> _Task instructions_
Scan the listing below and copy every line holding "this".

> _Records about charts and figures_
━━━━━━━━━━━━━━━━
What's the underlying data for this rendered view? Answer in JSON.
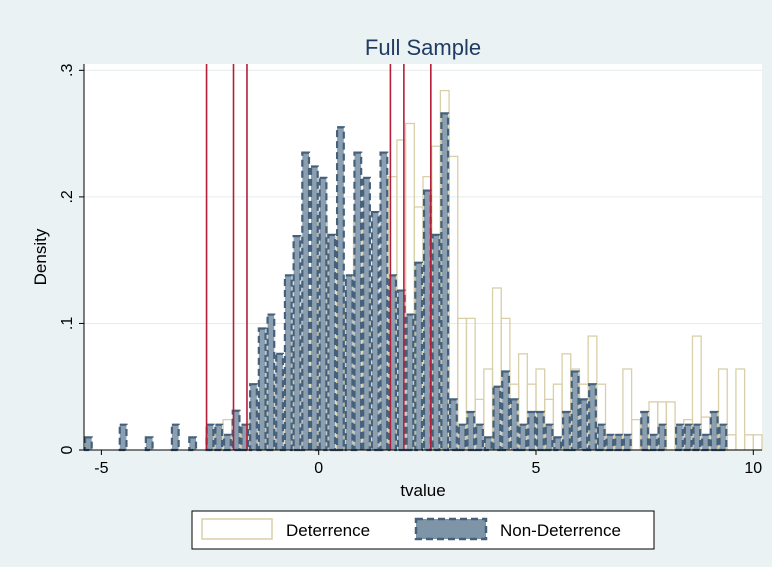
{
  "chart_data": {
    "type": "bar",
    "title": "Full Sample",
    "xlabel": "tvalue",
    "ylabel": "Density",
    "xlim": [
      -5.4,
      10.2
    ],
    "ylim": [
      0,
      0.305
    ],
    "x_ticks": [
      -5,
      0,
      5,
      10
    ],
    "x_tick_labels": [
      "-5",
      "0",
      "5",
      "10"
    ],
    "y_ticks": [
      0,
      0.1,
      0.2,
      0.3
    ],
    "y_tick_labels": [
      "0",
      ".1",
      ".2",
      ".3"
    ],
    "bin_width": 0.2,
    "grid": true,
    "legend_position": "bottom",
    "vertical_lines": [
      -2.58,
      -1.96,
      -1.65,
      1.65,
      1.96,
      2.58
    ],
    "colors": {
      "background": "#eaf2f3",
      "plot_area": "#ffffff",
      "deterrence_edge": "#d9cfa8",
      "non_deterrence_fill": "#7e95a8",
      "non_deterrence_edge": "#44607a",
      "vline": "#b51e3a",
      "title": "#1f3d63"
    },
    "series": [
      {
        "name": "Deterrence",
        "style": "outline",
        "bins": [
          [
            -2.5,
            0.012
          ],
          [
            -2.3,
            0.012
          ],
          [
            -2.1,
            0.024
          ],
          [
            -1.9,
            0.012
          ],
          [
            -1.7,
            0.012
          ],
          [
            -1.5,
            0.024
          ],
          [
            -1.3,
            0.036
          ],
          [
            -1.1,
            0.048
          ],
          [
            -0.9,
            0.06
          ],
          [
            -0.7,
            0.06
          ],
          [
            -0.5,
            0.084
          ],
          [
            -0.3,
            0.108
          ],
          [
            -0.1,
            0.12
          ],
          [
            0.1,
            0.18
          ],
          [
            0.3,
            0.168
          ],
          [
            0.5,
            0.12
          ],
          [
            0.7,
            0.108
          ],
          [
            0.9,
            0.18
          ],
          [
            1.1,
            0.132
          ],
          [
            1.3,
            0.096
          ],
          [
            1.5,
            0.108
          ],
          [
            1.7,
            0.216
          ],
          [
            1.9,
            0.245
          ],
          [
            2.1,
            0.258
          ],
          [
            2.3,
            0.192
          ],
          [
            2.5,
            0.216
          ],
          [
            2.7,
            0.24
          ],
          [
            2.9,
            0.284
          ],
          [
            3.1,
            0.232
          ],
          [
            3.3,
            0.104
          ],
          [
            3.5,
            0.104
          ],
          [
            3.7,
            0.04
          ],
          [
            3.9,
            0.064
          ],
          [
            4.1,
            0.128
          ],
          [
            4.3,
            0.104
          ],
          [
            4.5,
            0.052
          ],
          [
            4.7,
            0.076
          ],
          [
            4.9,
            0.052
          ],
          [
            5.1,
            0.064
          ],
          [
            5.3,
            0.04
          ],
          [
            5.5,
            0.052
          ],
          [
            5.7,
            0.076
          ],
          [
            5.9,
            0.064
          ],
          [
            6.1,
            0.052
          ],
          [
            6.3,
            0.09
          ],
          [
            6.5,
            0.052
          ],
          [
            6.7,
            0.012
          ],
          [
            6.9,
            0.012
          ],
          [
            7.1,
            0.064
          ],
          [
            7.3,
            0.024
          ],
          [
            7.5,
            0.012
          ],
          [
            7.7,
            0.038
          ],
          [
            7.9,
            0.038
          ],
          [
            8.1,
            0.038
          ],
          [
            8.3,
            0.012
          ],
          [
            8.5,
            0.024
          ],
          [
            8.7,
            0.09
          ],
          [
            8.9,
            0.026
          ],
          [
            9.1,
            0.012
          ],
          [
            9.3,
            0.064
          ],
          [
            9.5,
            0.012
          ],
          [
            9.7,
            0.064
          ],
          [
            9.9,
            0.012
          ],
          [
            10.1,
            0.012
          ]
        ]
      },
      {
        "name": "Non-Deterrence",
        "style": "filled-dashed",
        "bins": [
          [
            -5.3,
            0.01
          ],
          [
            -4.5,
            0.02
          ],
          [
            -3.9,
            0.01
          ],
          [
            -3.3,
            0.02
          ],
          [
            -2.9,
            0.01
          ],
          [
            -2.5,
            0.02
          ],
          [
            -2.3,
            0.02
          ],
          [
            -2.1,
            0.012
          ],
          [
            -1.9,
            0.031
          ],
          [
            -1.7,
            0.02
          ],
          [
            -1.5,
            0.052
          ],
          [
            -1.3,
            0.096
          ],
          [
            -1.1,
            0.107
          ],
          [
            -0.9,
            0.076
          ],
          [
            -0.7,
            0.138
          ],
          [
            -0.5,
            0.169
          ],
          [
            -0.3,
            0.235
          ],
          [
            -0.1,
            0.224
          ],
          [
            0.1,
            0.215
          ],
          [
            0.3,
            0.17
          ],
          [
            0.5,
            0.255
          ],
          [
            0.7,
            0.138
          ],
          [
            0.9,
            0.235
          ],
          [
            1.1,
            0.215
          ],
          [
            1.3,
            0.188
          ],
          [
            1.5,
            0.235
          ],
          [
            1.7,
            0.138
          ],
          [
            1.9,
            0.126
          ],
          [
            2.1,
            0.107
          ],
          [
            2.3,
            0.148
          ],
          [
            2.5,
            0.205
          ],
          [
            2.7,
            0.17
          ],
          [
            2.9,
            0.266
          ],
          [
            3.1,
            0.04
          ],
          [
            3.3,
            0.02
          ],
          [
            3.5,
            0.03
          ],
          [
            3.7,
            0.02
          ],
          [
            3.9,
            0.01
          ],
          [
            4.1,
            0.05
          ],
          [
            4.3,
            0.062
          ],
          [
            4.5,
            0.04
          ],
          [
            4.7,
            0.02
          ],
          [
            4.9,
            0.03
          ],
          [
            5.1,
            0.03
          ],
          [
            5.3,
            0.02
          ],
          [
            5.5,
            0.01
          ],
          [
            5.7,
            0.03
          ],
          [
            5.9,
            0.062
          ],
          [
            6.1,
            0.04
          ],
          [
            6.3,
            0.052
          ],
          [
            6.5,
            0.02
          ],
          [
            6.7,
            0.012
          ],
          [
            6.9,
            0.012
          ],
          [
            7.1,
            0.012
          ],
          [
            7.5,
            0.03
          ],
          [
            7.7,
            0.012
          ],
          [
            7.9,
            0.02
          ],
          [
            8.3,
            0.02
          ],
          [
            8.5,
            0.02
          ],
          [
            8.7,
            0.02
          ],
          [
            8.9,
            0.012
          ],
          [
            9.1,
            0.03
          ],
          [
            9.3,
            0.02
          ]
        ]
      }
    ]
  }
}
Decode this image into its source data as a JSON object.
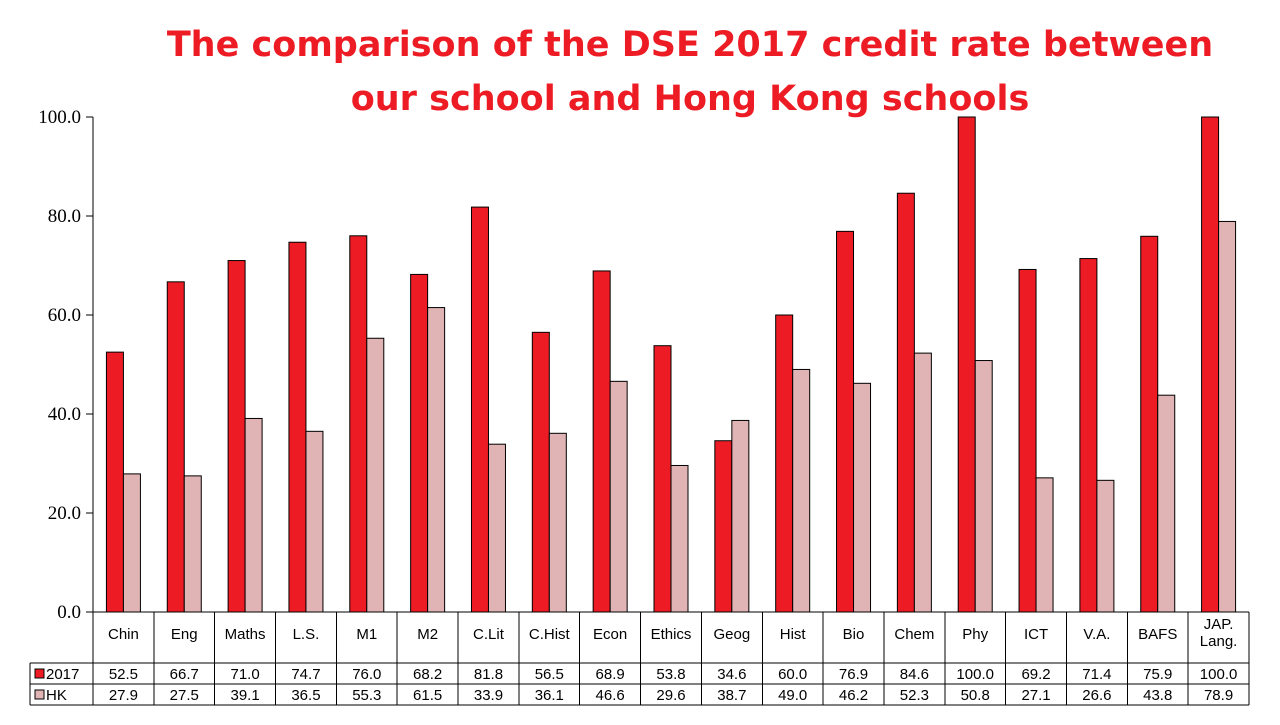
{
  "title_line1": "The comparison of the DSE 2017 credit rate between",
  "title_line2": "our school and Hong Kong schools",
  "chart_data": {
    "type": "bar",
    "title": "The comparison of the DSE 2017 credit rate between our school and Hong Kong schools",
    "categories": [
      [
        "Chin"
      ],
      [
        "Eng"
      ],
      [
        "Maths"
      ],
      [
        "L.S."
      ],
      [
        "M1"
      ],
      [
        "M2"
      ],
      [
        "C.Lit"
      ],
      [
        "C.Hist"
      ],
      [
        "Econ"
      ],
      [
        "Ethics"
      ],
      [
        "Geog"
      ],
      [
        "Hist"
      ],
      [
        "Bio"
      ],
      [
        "Chem"
      ],
      [
        "Phy"
      ],
      [
        "ICT"
      ],
      [
        "V.A."
      ],
      [
        "BAFS"
      ],
      [
        "JAP.",
        "Lang."
      ]
    ],
    "series": [
      {
        "name": "2017",
        "color": "#ed1c24",
        "values": [
          52.5,
          66.7,
          71.0,
          74.7,
          76.0,
          68.2,
          81.8,
          56.5,
          68.9,
          53.8,
          34.6,
          60.0,
          76.9,
          84.6,
          100.0,
          69.2,
          71.4,
          75.9,
          100.0
        ],
        "labels": [
          "52.5",
          "66.7",
          "71.0",
          "74.7",
          "76.0",
          "68.2",
          "81.8",
          "56.5",
          "68.9",
          "53.8",
          "34.6",
          "60.0",
          "76.9",
          "84.6",
          "100.0",
          "69.2",
          "71.4",
          "75.9",
          "100.0"
        ]
      },
      {
        "name": "HK",
        "color": "#e0b4b4",
        "values": [
          27.9,
          27.5,
          39.1,
          36.5,
          55.3,
          61.5,
          33.9,
          36.1,
          46.6,
          29.6,
          38.7,
          49.0,
          46.2,
          52.3,
          50.8,
          27.1,
          26.6,
          43.8,
          78.9
        ],
        "labels": [
          "27.9",
          "27.5",
          "39.1",
          "36.5",
          "55.3",
          "61.5",
          "33.9",
          "36.1",
          "46.6",
          "29.6",
          "38.7",
          "49.0",
          "46.2",
          "52.3",
          "50.8",
          "27.1",
          "26.6",
          "43.8",
          "78.9"
        ]
      }
    ],
    "ylim": [
      0,
      100
    ],
    "yticks": [
      "0.0",
      "20.0",
      "40.0",
      "60.0",
      "80.0",
      "100.0"
    ],
    "legend": "data-table"
  }
}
━━━━━━━━━━━━━━━━
> _Expected output_
What's the underlying data for this rendered view? Answer in JSON.
Decode this image into its source data as a JSON object.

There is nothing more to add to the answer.